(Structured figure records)

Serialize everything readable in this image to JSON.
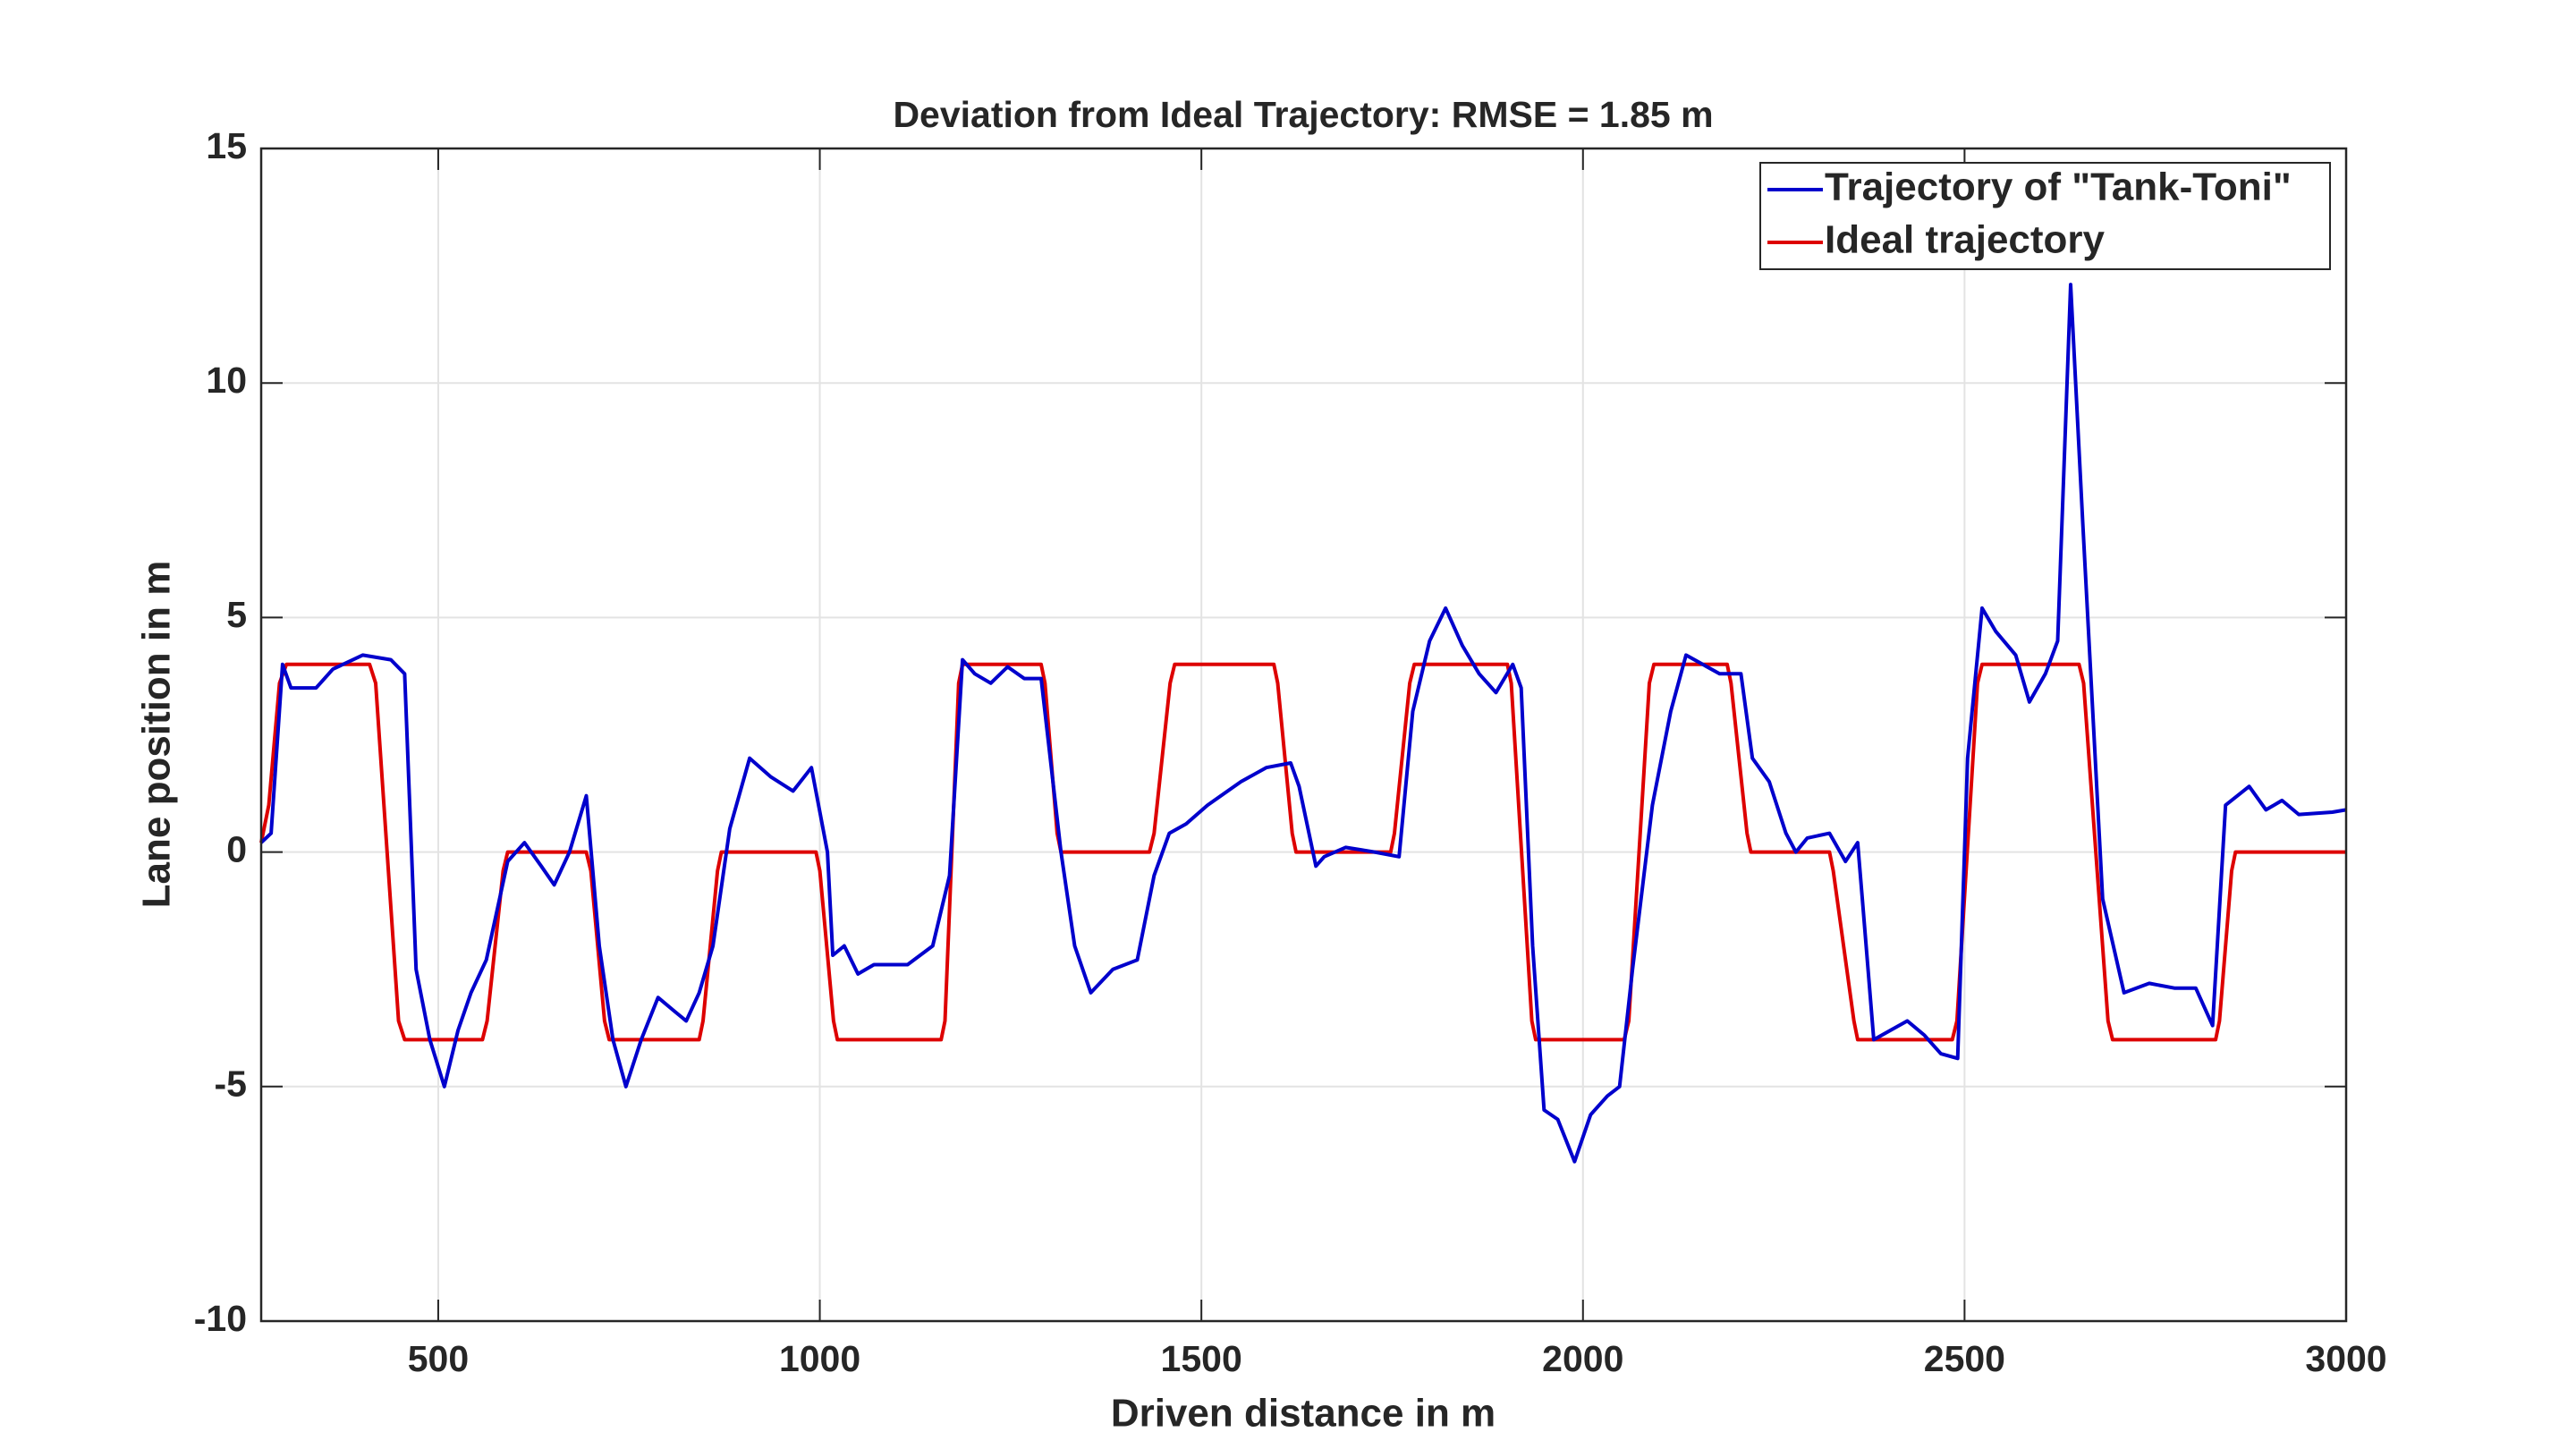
{
  "chart_data": {
    "type": "line",
    "title": "Deviation from Ideal Trajectory: RMSE = 1.85 m",
    "x_label": "Driven distance in m",
    "y_label": "Lane position in m",
    "xlim": [
      268,
      3000
    ],
    "ylim": [
      -10,
      15
    ],
    "xticks": [
      500,
      1000,
      1500,
      2000,
      2500,
      3000
    ],
    "yticks": [
      -10,
      -5,
      0,
      5,
      10,
      15
    ],
    "grid": true,
    "legend": "upper right",
    "series": [
      {
        "name": "Trajectory of \"Tank-Toni\"",
        "color": "#0000cc",
        "x": [
          268,
          281,
          296,
          307,
          340,
          362,
          401,
          438,
          456,
          471,
          489,
          508,
          526,
          543,
          563,
          591,
          613,
          635,
          652,
          672,
          694,
          711,
          729,
          746,
          766,
          788,
          810,
          825,
          842,
          860,
          882,
          908,
          936,
          965,
          989,
          1010,
          1017,
          1032,
          1050,
          1071,
          1115,
          1148,
          1170,
          1187,
          1203,
          1224,
          1246,
          1268,
          1290,
          1316,
          1334,
          1355,
          1384,
          1416,
          1438,
          1458,
          1480,
          1508,
          1552,
          1585,
          1617,
          1628,
          1650,
          1661,
          1689,
          1727,
          1759,
          1777,
          1799,
          1820,
          1842,
          1864,
          1886,
          1908,
          1919,
          1934,
          1949,
          1967,
          1989,
          2010,
          2032,
          2048,
          2065,
          2091,
          2115,
          2135,
          2157,
          2179,
          2207,
          2222,
          2244,
          2266,
          2279,
          2294,
          2323,
          2344,
          2360,
          2366,
          2381,
          2403,
          2425,
          2447,
          2469,
          2491,
          2504,
          2523,
          2541,
          2567,
          2585,
          2606,
          2622,
          2639,
          2655,
          2681,
          2709,
          2742,
          2775,
          2803,
          2825,
          2842,
          2873,
          2895,
          2916,
          2938,
          2982,
          3000
        ],
        "values": [
          0.2,
          0.4,
          4,
          3.5,
          3.5,
          3.9,
          4.2,
          4.1,
          3.8,
          -2.5,
          -4,
          -5,
          -3.8,
          -3,
          -2.3,
          -0.2,
          0.2,
          -0.3,
          -0.7,
          0,
          1.2,
          -2,
          -4,
          -5,
          -4,
          -3.1,
          -3.4,
          -3.6,
          -3,
          -2,
          0.5,
          2,
          1.6,
          1.3,
          1.8,
          0,
          -2.2,
          -2,
          -2.6,
          -2.4,
          -2.4,
          -2,
          -0.5,
          4.1,
          3.8,
          3.6,
          3.95,
          3.7,
          3.7,
          0,
          -2,
          -3,
          -2.5,
          -2.3,
          -0.5,
          0.4,
          0.6,
          1,
          1.5,
          1.8,
          1.9,
          1.4,
          -0.3,
          -0.1,
          0.1,
          0,
          -0.1,
          3,
          4.5,
          5.2,
          4.4,
          3.8,
          3.4,
          4,
          3.5,
          -2,
          -5.5,
          -5.7,
          -6.6,
          -5.6,
          -5.2,
          -5,
          -2.5,
          1,
          3,
          4.2,
          4,
          3.8,
          3.8,
          2,
          1.5,
          0.4,
          0,
          0.3,
          0.4,
          -0.2,
          0.2,
          -1,
          -4,
          -3.8,
          -3.6,
          -3.9,
          -4.3,
          -4.4,
          2,
          5.2,
          4.7,
          4.2,
          3.2,
          3.8,
          4.5,
          12.1,
          7,
          -1,
          -3,
          -2.8,
          -2.9,
          -2.9,
          -3.7,
          1,
          1.4,
          0.9,
          1.1,
          0.8,
          0.85,
          0.9
        ]
      },
      {
        "name": "Ideal trajectory",
        "color": "#dd0000",
        "x": [
          268,
          278,
          292,
          301,
          410,
          418,
          448,
          456,
          558,
          564,
          585,
          591,
          694,
          700,
          718,
          724,
          842,
          847,
          866,
          871,
          995,
          1000,
          1018,
          1023,
          1159,
          1164,
          1182,
          1187,
          1290,
          1295,
          1311,
          1316,
          1432,
          1438,
          1459,
          1465,
          1595,
          1600,
          1619,
          1624,
          1748,
          1753,
          1773,
          1779,
          1901,
          1906,
          1933,
          1938,
          2054,
          2060,
          2087,
          2093,
          2189,
          2194,
          2215,
          2220,
          2323,
          2328,
          2355,
          2360,
          2484,
          2490,
          2517,
          2523,
          2650,
          2656,
          2688,
          2694,
          2829,
          2834,
          2850,
          2855,
          3000
        ],
        "values": [
          0.2,
          1,
          3.6,
          4,
          4,
          3.6,
          -3.6,
          -4,
          -4,
          -3.6,
          -0.4,
          0,
          0,
          -0.4,
          -3.6,
          -4,
          -4,
          -3.6,
          -0.4,
          0,
          0,
          -0.4,
          -3.6,
          -4,
          -4,
          -3.6,
          3.6,
          4,
          4,
          3.6,
          0.4,
          0,
          0,
          0.4,
          3.6,
          4,
          4,
          3.6,
          0.4,
          0,
          0,
          0.4,
          3.6,
          4,
          4,
          3.6,
          -3.6,
          -4,
          -4,
          -3.6,
          3.6,
          4,
          4,
          3.6,
          0.4,
          0,
          0,
          -0.4,
          -3.6,
          -4,
          -4,
          -3.6,
          3.6,
          4,
          4,
          3.6,
          -3.6,
          -4,
          -4,
          -3.6,
          -0.4,
          0,
          0
        ]
      }
    ]
  }
}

• What you should do:
Repeat the listing above exactly, with no pictures.

• Solution to this problem:
Serialize everything readable in this image to JSON.
{
  "chart_data": {
    "type": "line",
    "title": "Deviation from Ideal Trajectory: RMSE = 1.85 m",
    "x_label": "Driven distance in m",
    "y_label": "Lane position in m",
    "xlim": [
      268,
      3000
    ],
    "ylim": [
      -10,
      15
    ],
    "xticks": [
      500,
      1000,
      1500,
      2000,
      2500,
      3000
    ],
    "yticks": [
      -10,
      -5,
      0,
      5,
      10,
      15
    ],
    "grid": true,
    "legend": "upper right",
    "series": [
      {
        "name": "Trajectory of \"Tank-Toni\"",
        "color": "#0000cc",
        "x": [
          268,
          281,
          296,
          307,
          340,
          362,
          401,
          438,
          456,
          471,
          489,
          508,
          526,
          543,
          563,
          591,
          613,
          635,
          652,
          672,
          694,
          711,
          729,
          746,
          766,
          788,
          810,
          825,
          842,
          860,
          882,
          908,
          936,
          965,
          989,
          1010,
          1017,
          1032,
          1050,
          1071,
          1115,
          1148,
          1170,
          1187,
          1203,
          1224,
          1246,
          1268,
          1290,
          1316,
          1334,
          1355,
          1384,
          1416,
          1438,
          1458,
          1480,
          1508,
          1552,
          1585,
          1617,
          1628,
          1650,
          1661,
          1689,
          1727,
          1759,
          1777,
          1799,
          1820,
          1842,
          1864,
          1886,
          1908,
          1919,
          1934,
          1949,
          1967,
          1989,
          2010,
          2032,
          2048,
          2065,
          2091,
          2115,
          2135,
          2157,
          2179,
          2207,
          2222,
          2244,
          2266,
          2279,
          2294,
          2323,
          2344,
          2360,
          2366,
          2381,
          2403,
          2425,
          2447,
          2469,
          2491,
          2504,
          2523,
          2541,
          2567,
          2585,
          2606,
          2622,
          2639,
          2655,
          2681,
          2709,
          2742,
          2775,
          2803,
          2825,
          2842,
          2873,
          2895,
          2916,
          2938,
          2982,
          3000
        ],
        "values": [
          0.2,
          0.4,
          4,
          3.5,
          3.5,
          3.9,
          4.2,
          4.1,
          3.8,
          -2.5,
          -4,
          -5,
          -3.8,
          -3,
          -2.3,
          -0.2,
          0.2,
          -0.3,
          -0.7,
          0,
          1.2,
          -2,
          -4,
          -5,
          -4,
          -3.1,
          -3.4,
          -3.6,
          -3,
          -2,
          0.5,
          2,
          1.6,
          1.3,
          1.8,
          0,
          -2.2,
          -2,
          -2.6,
          -2.4,
          -2.4,
          -2,
          -0.5,
          4.1,
          3.8,
          3.6,
          3.95,
          3.7,
          3.7,
          0,
          -2,
          -3,
          -2.5,
          -2.3,
          -0.5,
          0.4,
          0.6,
          1,
          1.5,
          1.8,
          1.9,
          1.4,
          -0.3,
          -0.1,
          0.1,
          0,
          -0.1,
          3,
          4.5,
          5.2,
          4.4,
          3.8,
          3.4,
          4,
          3.5,
          -2,
          -5.5,
          -5.7,
          -6.6,
          -5.6,
          -5.2,
          -5,
          -2.5,
          1,
          3,
          4.2,
          4,
          3.8,
          3.8,
          2,
          1.5,
          0.4,
          0,
          0.3,
          0.4,
          -0.2,
          0.2,
          -1,
          -4,
          -3.8,
          -3.6,
          -3.9,
          -4.3,
          -4.4,
          2,
          5.2,
          4.7,
          4.2,
          3.2,
          3.8,
          4.5,
          12.1,
          7,
          -1,
          -3,
          -2.8,
          -2.9,
          -2.9,
          -3.7,
          1,
          1.4,
          0.9,
          1.1,
          0.8,
          0.85,
          0.9
        ]
      },
      {
        "name": "Ideal trajectory",
        "color": "#dd0000",
        "x": [
          268,
          278,
          292,
          301,
          410,
          418,
          448,
          456,
          558,
          564,
          585,
          591,
          694,
          700,
          718,
          724,
          842,
          847,
          866,
          871,
          995,
          1000,
          1018,
          1023,
          1159,
          1164,
          1182,
          1187,
          1290,
          1295,
          1311,
          1316,
          1432,
          1438,
          1459,
          1465,
          1595,
          1600,
          1619,
          1624,
          1748,
          1753,
          1773,
          1779,
          1901,
          1906,
          1933,
          1938,
          2054,
          2060,
          2087,
          2093,
          2189,
          2194,
          2215,
          2220,
          2323,
          2328,
          2355,
          2360,
          2484,
          2490,
          2517,
          2523,
          2650,
          2656,
          2688,
          2694,
          2829,
          2834,
          2850,
          2855,
          3000
        ],
        "values": [
          0.2,
          1,
          3.6,
          4,
          4,
          3.6,
          -3.6,
          -4,
          -4,
          -3.6,
          -0.4,
          0,
          0,
          -0.4,
          -3.6,
          -4,
          -4,
          -3.6,
          -0.4,
          0,
          0,
          -0.4,
          -3.6,
          -4,
          -4,
          -3.6,
          3.6,
          4,
          4,
          3.6,
          0.4,
          0,
          0,
          0.4,
          3.6,
          4,
          4,
          3.6,
          0.4,
          0,
          0,
          0.4,
          3.6,
          4,
          4,
          3.6,
          -3.6,
          -4,
          -4,
          -3.6,
          3.6,
          4,
          4,
          3.6,
          0.4,
          0,
          0,
          -0.4,
          -3.6,
          -4,
          -4,
          -3.6,
          3.6,
          4,
          4,
          3.6,
          -3.6,
          -4,
          -4,
          -3.6,
          -0.4,
          0,
          0
        ]
      }
    ]
  }
}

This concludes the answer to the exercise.